Challenge: Take every line from the material that has the word "correct" in it.
** start **
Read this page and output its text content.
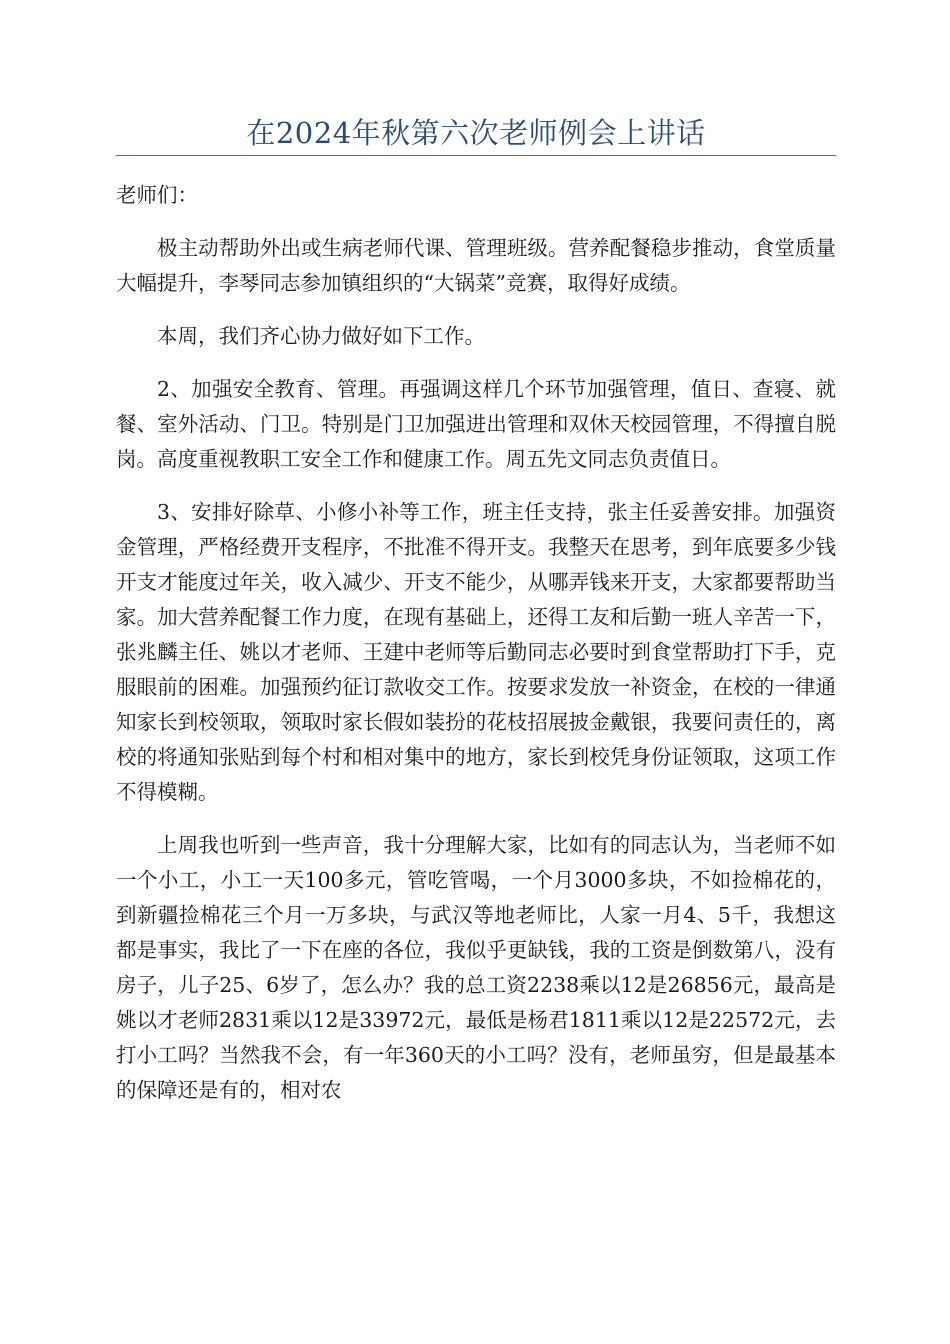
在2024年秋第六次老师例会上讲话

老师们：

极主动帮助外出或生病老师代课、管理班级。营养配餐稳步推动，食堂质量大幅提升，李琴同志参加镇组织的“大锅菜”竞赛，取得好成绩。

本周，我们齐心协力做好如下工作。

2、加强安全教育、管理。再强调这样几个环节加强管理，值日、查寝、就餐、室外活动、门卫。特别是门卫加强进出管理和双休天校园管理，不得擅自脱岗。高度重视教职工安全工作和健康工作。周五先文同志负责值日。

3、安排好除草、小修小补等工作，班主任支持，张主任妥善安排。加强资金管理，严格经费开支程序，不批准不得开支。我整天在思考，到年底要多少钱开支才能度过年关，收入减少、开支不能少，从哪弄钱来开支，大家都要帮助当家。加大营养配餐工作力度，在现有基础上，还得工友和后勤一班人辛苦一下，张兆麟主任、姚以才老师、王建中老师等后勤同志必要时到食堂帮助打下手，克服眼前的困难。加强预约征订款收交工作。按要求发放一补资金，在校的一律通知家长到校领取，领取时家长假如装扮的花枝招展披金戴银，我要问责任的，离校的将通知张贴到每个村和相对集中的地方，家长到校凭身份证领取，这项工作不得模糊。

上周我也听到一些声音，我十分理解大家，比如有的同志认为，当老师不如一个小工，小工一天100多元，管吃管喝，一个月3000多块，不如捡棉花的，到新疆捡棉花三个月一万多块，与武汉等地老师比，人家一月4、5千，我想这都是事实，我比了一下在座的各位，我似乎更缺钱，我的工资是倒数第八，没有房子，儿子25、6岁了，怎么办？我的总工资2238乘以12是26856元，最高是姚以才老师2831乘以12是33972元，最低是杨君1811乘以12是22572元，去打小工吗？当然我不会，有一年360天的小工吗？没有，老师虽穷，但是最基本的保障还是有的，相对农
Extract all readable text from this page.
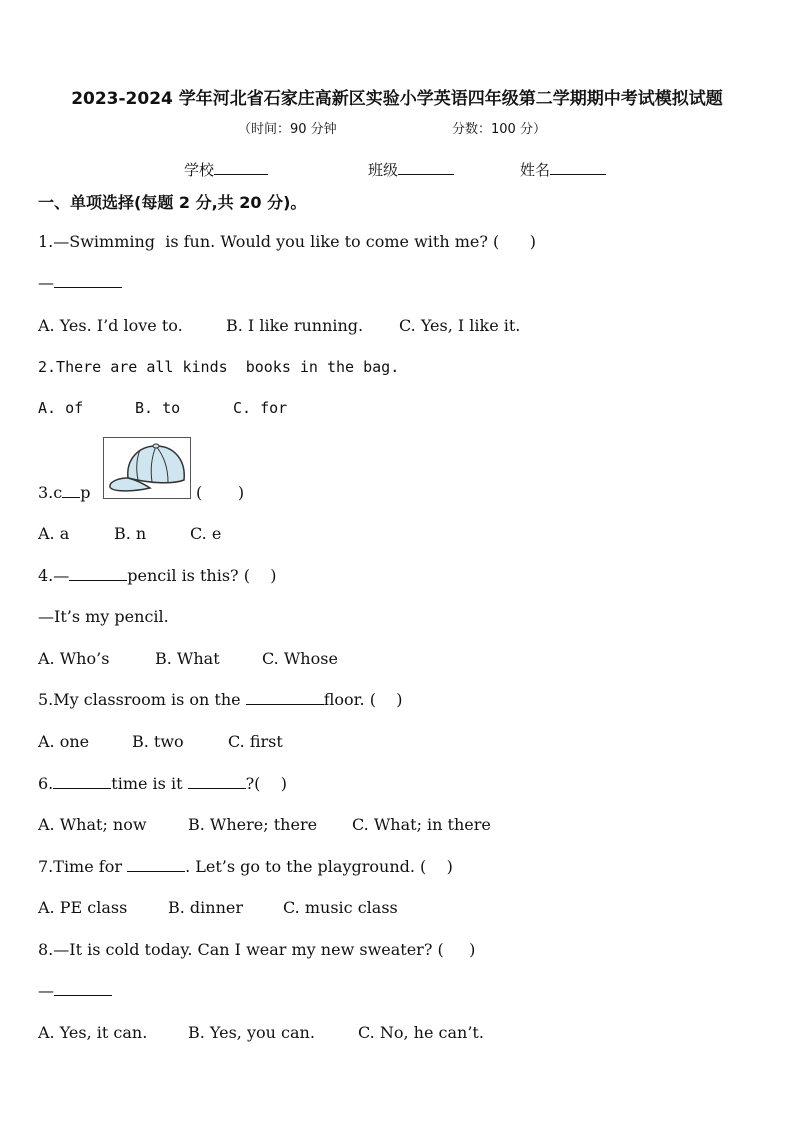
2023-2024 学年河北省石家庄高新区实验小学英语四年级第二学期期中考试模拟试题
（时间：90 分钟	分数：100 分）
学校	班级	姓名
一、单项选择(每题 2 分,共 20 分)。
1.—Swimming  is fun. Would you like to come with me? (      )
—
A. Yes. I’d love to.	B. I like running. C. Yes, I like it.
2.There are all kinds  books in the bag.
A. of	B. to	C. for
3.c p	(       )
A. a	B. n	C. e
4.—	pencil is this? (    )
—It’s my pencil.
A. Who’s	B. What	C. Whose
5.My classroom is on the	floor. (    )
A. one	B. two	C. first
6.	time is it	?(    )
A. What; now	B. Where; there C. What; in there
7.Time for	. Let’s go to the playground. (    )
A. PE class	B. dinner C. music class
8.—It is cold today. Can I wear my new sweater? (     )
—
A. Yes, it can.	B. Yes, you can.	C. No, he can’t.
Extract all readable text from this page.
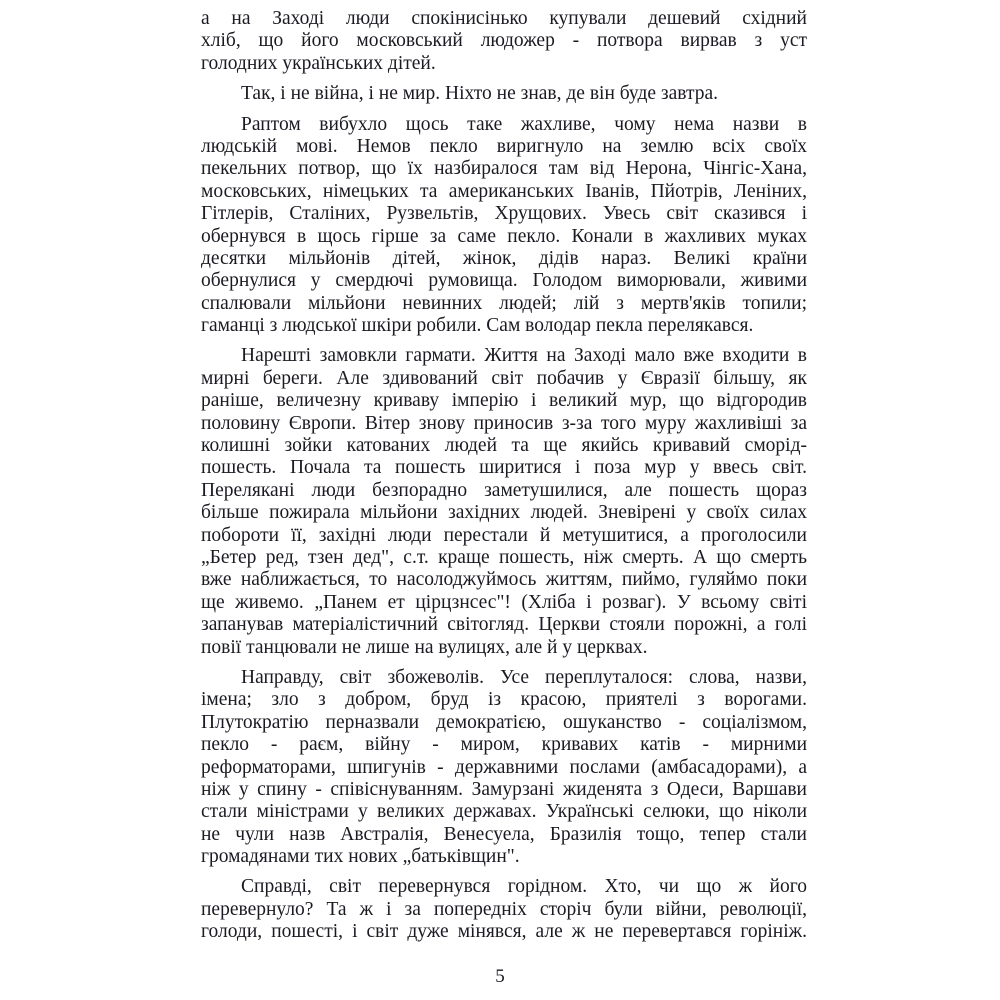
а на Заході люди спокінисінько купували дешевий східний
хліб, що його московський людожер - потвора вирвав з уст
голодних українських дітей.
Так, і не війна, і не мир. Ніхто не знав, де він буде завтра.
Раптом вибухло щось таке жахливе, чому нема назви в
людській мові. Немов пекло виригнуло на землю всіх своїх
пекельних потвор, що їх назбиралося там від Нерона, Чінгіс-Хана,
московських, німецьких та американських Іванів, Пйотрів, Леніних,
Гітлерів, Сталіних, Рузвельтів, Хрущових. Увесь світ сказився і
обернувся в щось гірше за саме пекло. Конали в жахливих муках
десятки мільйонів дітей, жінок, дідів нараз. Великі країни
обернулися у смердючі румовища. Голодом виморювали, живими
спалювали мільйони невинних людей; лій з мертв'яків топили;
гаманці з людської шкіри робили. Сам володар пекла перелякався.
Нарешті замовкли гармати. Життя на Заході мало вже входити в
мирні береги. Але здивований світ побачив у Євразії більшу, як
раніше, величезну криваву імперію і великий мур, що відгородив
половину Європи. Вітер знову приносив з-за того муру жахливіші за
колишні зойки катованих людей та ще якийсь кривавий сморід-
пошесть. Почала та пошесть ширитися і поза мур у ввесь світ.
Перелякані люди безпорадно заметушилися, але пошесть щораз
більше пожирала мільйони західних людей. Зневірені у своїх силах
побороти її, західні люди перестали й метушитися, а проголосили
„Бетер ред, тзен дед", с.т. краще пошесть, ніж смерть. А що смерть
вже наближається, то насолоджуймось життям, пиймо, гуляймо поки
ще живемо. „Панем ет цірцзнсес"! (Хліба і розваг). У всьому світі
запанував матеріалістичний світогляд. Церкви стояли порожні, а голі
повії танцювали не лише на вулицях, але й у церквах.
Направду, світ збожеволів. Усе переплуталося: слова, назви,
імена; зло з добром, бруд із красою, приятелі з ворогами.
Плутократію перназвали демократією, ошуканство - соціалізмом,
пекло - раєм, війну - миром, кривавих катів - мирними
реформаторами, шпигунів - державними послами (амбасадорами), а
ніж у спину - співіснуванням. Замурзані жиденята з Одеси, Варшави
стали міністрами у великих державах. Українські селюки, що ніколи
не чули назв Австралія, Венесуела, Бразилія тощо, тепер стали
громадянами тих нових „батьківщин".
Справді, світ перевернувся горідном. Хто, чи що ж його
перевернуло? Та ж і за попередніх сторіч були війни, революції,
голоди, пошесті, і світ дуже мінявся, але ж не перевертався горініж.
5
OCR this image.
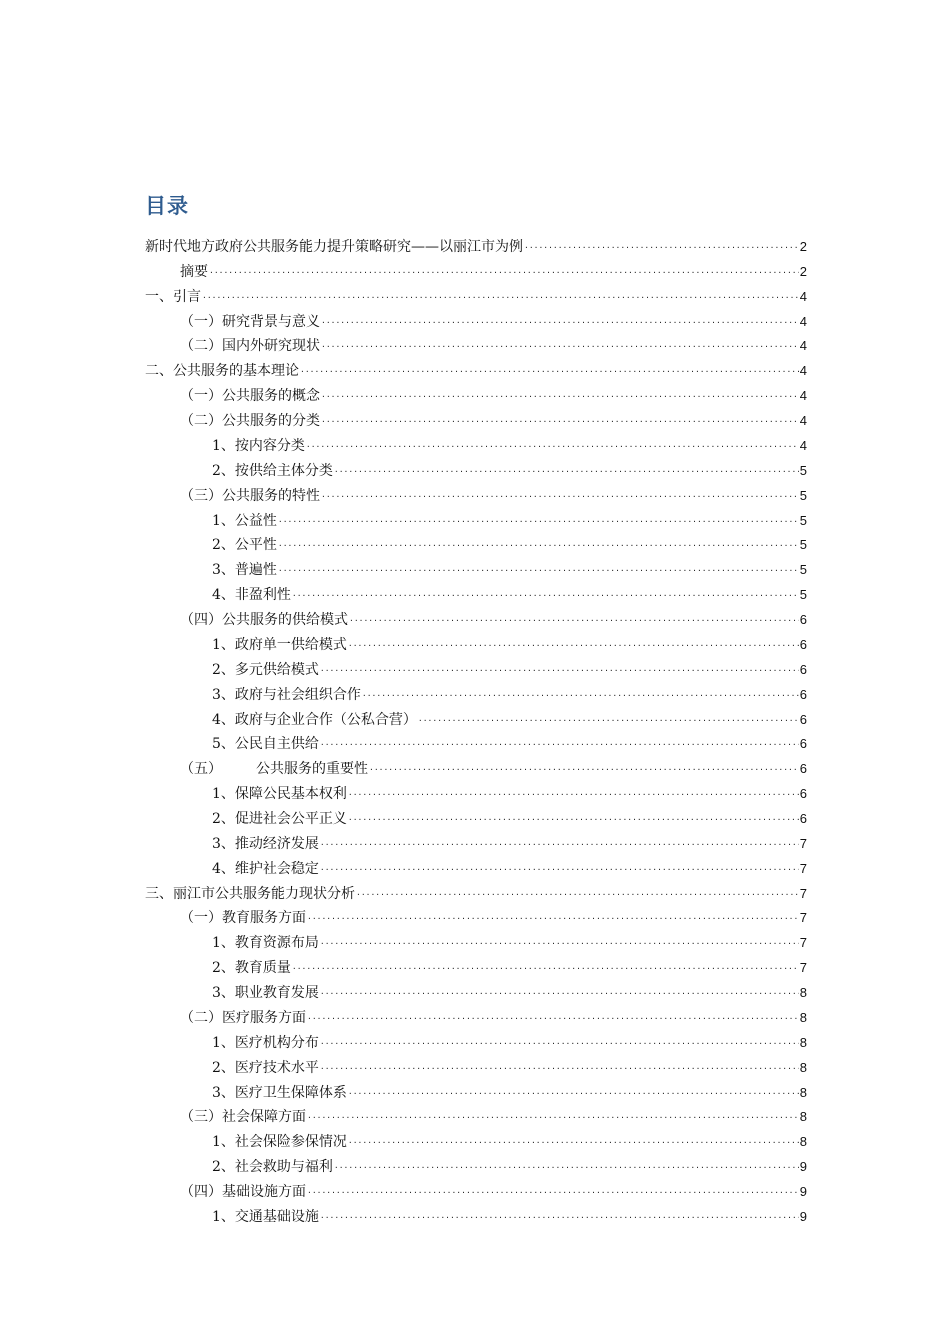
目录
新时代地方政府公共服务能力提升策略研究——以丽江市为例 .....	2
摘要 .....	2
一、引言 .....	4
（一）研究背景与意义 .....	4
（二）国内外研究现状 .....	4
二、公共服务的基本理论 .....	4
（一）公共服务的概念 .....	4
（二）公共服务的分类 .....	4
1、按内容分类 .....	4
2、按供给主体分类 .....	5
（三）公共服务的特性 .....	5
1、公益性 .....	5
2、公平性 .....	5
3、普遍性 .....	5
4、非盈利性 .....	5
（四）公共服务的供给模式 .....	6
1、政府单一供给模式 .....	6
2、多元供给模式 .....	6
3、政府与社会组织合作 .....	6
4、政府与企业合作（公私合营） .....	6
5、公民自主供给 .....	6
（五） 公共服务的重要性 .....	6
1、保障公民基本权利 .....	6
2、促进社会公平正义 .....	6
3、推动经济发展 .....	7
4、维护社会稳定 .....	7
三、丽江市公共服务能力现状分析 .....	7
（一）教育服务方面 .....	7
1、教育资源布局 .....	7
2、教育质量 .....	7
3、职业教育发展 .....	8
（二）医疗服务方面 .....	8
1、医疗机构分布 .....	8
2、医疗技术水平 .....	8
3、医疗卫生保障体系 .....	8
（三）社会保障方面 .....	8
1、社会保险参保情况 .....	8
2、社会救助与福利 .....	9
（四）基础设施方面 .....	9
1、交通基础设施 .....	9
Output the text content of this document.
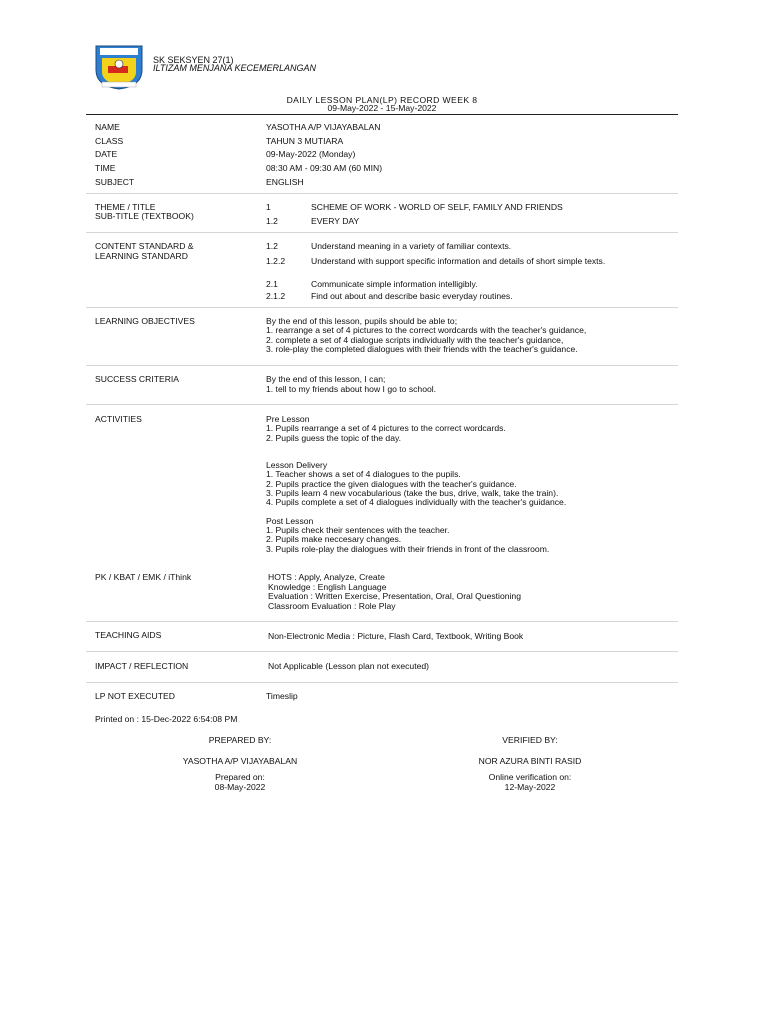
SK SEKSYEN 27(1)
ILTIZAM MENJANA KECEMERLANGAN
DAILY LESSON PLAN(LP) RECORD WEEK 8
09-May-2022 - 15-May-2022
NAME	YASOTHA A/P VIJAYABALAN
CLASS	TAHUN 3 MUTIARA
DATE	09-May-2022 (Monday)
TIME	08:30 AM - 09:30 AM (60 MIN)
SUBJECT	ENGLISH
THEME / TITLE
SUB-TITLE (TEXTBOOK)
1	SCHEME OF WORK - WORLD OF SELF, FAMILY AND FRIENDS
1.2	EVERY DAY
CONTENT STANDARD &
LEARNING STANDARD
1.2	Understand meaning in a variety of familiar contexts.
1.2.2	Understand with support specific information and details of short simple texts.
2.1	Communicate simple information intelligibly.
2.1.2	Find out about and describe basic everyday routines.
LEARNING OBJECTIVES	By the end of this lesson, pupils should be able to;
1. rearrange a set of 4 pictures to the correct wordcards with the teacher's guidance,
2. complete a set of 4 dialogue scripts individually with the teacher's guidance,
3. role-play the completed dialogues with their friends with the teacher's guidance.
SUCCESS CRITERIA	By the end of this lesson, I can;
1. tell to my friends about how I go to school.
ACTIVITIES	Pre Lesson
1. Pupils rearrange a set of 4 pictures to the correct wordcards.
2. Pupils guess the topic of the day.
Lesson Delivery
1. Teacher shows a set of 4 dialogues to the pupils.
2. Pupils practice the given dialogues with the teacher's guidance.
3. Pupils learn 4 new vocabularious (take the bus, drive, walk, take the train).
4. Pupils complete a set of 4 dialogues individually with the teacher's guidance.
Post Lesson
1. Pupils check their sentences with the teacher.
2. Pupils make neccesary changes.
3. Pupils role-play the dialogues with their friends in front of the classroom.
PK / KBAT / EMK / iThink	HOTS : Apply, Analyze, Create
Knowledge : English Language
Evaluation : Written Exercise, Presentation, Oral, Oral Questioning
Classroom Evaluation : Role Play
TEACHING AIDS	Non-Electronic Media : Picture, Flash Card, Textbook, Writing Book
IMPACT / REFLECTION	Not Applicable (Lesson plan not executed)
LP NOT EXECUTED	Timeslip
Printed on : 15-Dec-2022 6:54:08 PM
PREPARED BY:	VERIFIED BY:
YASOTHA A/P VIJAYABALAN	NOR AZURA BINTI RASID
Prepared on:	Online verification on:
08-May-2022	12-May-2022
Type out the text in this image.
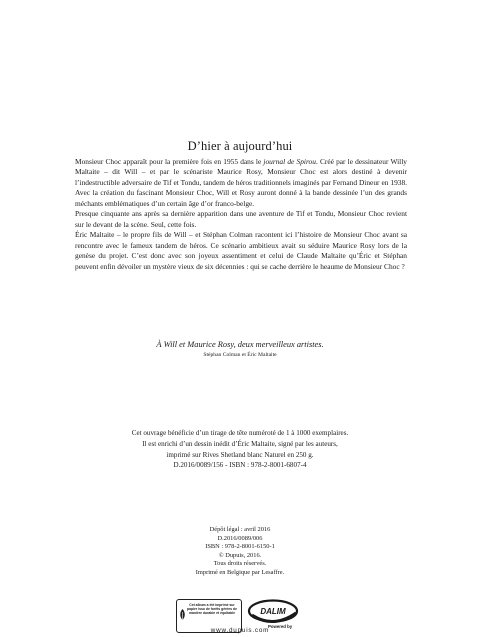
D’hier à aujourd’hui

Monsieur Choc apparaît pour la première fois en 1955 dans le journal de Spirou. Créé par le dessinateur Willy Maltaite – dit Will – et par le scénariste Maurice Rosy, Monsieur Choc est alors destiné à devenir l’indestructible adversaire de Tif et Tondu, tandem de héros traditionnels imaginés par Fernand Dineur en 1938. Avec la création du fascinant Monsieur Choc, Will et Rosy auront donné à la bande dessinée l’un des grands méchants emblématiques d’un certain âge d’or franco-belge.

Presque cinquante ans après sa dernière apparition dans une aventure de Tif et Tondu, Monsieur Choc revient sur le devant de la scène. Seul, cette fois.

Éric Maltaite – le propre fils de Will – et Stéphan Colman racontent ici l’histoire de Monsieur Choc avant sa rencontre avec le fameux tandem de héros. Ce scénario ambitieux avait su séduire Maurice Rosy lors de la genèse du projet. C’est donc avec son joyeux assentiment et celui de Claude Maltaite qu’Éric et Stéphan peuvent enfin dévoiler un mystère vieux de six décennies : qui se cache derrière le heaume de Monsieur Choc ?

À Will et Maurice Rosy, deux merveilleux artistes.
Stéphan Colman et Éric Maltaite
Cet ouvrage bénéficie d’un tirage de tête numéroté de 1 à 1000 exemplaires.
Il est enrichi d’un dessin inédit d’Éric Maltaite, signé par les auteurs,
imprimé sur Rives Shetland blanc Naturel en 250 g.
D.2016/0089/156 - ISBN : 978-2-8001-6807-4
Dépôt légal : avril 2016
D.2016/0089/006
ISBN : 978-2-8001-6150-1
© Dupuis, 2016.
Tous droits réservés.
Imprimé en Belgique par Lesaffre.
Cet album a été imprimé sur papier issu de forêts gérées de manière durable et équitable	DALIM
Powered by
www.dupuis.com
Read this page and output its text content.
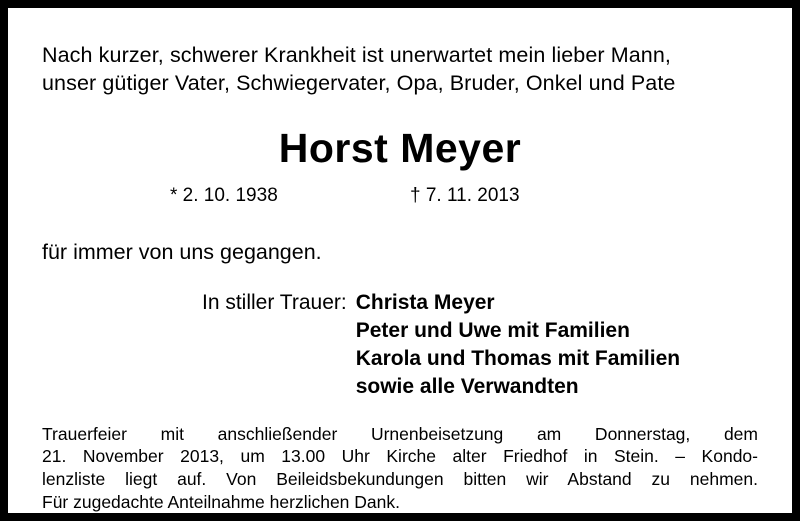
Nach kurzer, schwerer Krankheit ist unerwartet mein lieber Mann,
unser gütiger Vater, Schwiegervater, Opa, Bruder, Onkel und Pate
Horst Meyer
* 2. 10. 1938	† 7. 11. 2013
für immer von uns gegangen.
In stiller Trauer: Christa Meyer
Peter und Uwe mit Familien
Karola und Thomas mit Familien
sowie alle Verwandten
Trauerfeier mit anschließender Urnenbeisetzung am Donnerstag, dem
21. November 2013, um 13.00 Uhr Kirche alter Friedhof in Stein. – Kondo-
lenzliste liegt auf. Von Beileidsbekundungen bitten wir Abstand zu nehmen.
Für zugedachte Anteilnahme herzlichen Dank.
** end **
Exercise response:
1. rearrange a set of 4 pictures to the correct wordcards with the teacher's guidance,
1. Pupils rearrange a set of 4 pictures to the correct wordcards.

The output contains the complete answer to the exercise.